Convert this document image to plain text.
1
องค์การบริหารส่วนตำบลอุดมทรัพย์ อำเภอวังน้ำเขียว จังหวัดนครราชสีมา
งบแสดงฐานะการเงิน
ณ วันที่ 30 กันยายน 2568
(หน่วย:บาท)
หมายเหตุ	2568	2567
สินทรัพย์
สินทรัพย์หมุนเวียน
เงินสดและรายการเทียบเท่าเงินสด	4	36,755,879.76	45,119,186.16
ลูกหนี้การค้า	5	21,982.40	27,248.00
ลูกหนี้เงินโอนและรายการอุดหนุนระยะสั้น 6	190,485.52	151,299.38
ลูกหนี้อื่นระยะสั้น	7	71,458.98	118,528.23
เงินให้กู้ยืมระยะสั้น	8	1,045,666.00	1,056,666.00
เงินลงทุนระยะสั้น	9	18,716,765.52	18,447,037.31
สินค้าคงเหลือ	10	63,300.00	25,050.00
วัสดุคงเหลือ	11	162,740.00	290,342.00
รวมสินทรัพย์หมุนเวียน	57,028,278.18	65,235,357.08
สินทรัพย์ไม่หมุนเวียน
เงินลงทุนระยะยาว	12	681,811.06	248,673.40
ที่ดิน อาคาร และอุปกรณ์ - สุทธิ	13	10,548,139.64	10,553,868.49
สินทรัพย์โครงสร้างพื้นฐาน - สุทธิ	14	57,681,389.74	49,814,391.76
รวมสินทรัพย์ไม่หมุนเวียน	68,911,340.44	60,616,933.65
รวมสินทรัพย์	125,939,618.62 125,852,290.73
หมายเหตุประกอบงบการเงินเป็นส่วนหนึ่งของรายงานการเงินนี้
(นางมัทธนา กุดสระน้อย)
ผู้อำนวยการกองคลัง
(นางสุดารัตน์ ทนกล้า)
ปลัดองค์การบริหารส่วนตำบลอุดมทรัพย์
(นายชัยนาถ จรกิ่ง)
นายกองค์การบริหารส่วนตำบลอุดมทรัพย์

■ ■ ■ ■ ■ ■ ■

§ Exercise
How many lines of these entries hold the string "หมายเหต"? Answer with the number alone.

§ Completed task
2